State only the number of lines that contain the string "weißen".

[Start]

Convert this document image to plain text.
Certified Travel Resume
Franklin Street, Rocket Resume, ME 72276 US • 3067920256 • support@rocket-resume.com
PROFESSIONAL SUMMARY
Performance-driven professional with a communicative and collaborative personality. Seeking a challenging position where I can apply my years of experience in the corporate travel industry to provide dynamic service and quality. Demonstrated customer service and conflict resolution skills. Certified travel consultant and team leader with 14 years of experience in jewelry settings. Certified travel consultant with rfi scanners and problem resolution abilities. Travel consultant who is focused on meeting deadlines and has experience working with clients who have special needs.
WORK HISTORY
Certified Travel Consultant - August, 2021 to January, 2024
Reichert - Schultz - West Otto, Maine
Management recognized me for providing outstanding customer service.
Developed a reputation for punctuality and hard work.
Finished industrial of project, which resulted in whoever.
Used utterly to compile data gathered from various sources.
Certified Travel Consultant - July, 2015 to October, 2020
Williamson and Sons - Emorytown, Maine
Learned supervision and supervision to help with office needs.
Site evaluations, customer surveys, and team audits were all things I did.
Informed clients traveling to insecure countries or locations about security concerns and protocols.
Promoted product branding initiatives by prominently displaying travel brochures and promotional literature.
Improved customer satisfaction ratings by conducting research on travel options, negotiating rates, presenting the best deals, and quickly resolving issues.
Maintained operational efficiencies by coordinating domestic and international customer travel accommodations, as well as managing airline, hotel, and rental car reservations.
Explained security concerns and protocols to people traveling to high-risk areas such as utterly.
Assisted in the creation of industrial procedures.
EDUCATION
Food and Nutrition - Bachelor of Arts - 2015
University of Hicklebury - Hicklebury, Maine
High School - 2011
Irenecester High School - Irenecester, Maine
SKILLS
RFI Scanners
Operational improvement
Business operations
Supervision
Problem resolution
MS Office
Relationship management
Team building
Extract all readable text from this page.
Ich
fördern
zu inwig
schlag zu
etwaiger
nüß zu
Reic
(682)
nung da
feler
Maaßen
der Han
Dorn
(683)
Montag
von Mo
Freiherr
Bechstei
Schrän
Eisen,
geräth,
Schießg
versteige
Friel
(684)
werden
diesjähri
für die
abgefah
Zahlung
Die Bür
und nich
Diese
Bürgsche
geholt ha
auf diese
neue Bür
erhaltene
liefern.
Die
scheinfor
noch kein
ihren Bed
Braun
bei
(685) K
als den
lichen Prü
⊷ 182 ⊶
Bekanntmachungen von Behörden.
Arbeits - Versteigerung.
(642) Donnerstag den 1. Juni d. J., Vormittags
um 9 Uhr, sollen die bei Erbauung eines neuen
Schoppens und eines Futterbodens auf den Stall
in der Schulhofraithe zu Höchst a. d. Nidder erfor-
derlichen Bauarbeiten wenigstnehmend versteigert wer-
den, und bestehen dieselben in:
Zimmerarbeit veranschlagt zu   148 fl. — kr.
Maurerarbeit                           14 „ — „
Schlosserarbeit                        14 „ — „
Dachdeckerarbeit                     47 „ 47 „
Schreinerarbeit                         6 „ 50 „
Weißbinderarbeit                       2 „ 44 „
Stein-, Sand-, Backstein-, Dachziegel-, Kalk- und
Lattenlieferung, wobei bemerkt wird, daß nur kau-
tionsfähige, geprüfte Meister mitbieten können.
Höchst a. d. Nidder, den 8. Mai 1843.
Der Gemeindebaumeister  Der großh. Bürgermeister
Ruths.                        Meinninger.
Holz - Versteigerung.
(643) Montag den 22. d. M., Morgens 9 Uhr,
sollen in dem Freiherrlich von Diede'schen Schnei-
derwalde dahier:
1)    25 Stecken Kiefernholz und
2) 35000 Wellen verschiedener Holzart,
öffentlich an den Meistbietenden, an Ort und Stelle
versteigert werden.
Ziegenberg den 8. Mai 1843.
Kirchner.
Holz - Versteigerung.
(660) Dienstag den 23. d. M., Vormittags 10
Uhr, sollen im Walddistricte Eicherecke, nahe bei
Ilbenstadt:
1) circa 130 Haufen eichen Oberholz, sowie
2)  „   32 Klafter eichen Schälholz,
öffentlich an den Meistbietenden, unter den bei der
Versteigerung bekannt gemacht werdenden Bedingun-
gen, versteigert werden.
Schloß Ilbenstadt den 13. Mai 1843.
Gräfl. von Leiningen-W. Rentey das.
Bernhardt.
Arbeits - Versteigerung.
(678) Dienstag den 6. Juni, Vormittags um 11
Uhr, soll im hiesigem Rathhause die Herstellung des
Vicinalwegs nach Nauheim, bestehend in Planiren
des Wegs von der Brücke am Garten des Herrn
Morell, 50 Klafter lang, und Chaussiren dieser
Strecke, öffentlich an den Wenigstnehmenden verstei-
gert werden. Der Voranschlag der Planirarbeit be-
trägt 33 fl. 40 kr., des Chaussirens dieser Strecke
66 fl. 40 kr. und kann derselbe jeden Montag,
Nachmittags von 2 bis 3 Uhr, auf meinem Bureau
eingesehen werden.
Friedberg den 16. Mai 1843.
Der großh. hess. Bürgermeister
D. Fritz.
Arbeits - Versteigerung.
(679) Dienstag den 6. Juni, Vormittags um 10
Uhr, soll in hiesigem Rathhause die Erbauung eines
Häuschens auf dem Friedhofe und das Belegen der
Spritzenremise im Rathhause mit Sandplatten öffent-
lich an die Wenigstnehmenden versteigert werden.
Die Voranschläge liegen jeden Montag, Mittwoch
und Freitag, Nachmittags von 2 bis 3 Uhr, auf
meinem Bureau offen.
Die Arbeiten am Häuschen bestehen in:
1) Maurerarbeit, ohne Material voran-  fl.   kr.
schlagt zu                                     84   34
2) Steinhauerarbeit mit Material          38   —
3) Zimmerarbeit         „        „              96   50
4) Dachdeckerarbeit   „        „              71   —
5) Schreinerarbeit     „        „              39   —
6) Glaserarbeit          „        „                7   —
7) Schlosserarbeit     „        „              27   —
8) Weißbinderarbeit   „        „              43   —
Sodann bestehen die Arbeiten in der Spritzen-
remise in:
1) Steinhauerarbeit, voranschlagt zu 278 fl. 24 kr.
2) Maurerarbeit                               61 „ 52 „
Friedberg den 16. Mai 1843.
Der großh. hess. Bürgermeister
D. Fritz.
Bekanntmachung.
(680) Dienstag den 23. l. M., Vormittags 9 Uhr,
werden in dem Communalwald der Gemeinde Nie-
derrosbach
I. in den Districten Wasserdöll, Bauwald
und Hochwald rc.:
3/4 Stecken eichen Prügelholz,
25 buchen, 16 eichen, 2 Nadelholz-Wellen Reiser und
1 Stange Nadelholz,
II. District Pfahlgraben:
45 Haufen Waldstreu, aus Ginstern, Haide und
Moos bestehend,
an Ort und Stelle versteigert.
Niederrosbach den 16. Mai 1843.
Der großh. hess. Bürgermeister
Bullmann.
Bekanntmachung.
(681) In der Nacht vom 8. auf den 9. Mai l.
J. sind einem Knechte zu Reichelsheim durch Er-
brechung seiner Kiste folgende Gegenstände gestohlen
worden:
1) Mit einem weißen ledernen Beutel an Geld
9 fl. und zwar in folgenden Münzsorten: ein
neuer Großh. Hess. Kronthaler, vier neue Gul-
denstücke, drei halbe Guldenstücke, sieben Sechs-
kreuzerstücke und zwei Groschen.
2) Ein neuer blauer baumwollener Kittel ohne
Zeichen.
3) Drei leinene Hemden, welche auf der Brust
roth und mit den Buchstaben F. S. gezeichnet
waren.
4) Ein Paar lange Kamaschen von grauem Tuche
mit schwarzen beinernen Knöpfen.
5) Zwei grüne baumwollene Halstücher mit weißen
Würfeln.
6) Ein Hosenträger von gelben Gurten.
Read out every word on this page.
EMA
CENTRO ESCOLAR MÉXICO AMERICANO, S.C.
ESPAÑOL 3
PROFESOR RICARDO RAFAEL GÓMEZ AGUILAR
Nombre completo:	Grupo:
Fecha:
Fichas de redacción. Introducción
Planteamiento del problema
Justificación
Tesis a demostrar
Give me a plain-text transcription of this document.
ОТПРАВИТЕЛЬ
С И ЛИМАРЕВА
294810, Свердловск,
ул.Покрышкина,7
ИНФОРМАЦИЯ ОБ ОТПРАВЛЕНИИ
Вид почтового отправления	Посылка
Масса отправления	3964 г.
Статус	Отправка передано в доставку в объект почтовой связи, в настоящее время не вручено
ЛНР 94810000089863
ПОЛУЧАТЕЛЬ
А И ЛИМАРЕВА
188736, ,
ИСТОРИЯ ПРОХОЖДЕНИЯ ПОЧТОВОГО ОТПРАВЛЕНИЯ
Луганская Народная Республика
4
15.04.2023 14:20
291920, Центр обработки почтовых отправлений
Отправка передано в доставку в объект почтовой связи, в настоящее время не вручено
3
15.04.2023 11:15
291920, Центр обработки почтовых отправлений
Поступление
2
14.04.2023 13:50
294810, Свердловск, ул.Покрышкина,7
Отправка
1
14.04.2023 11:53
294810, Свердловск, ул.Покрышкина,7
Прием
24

[End]

RESULT OF THIS EXERCISE:
2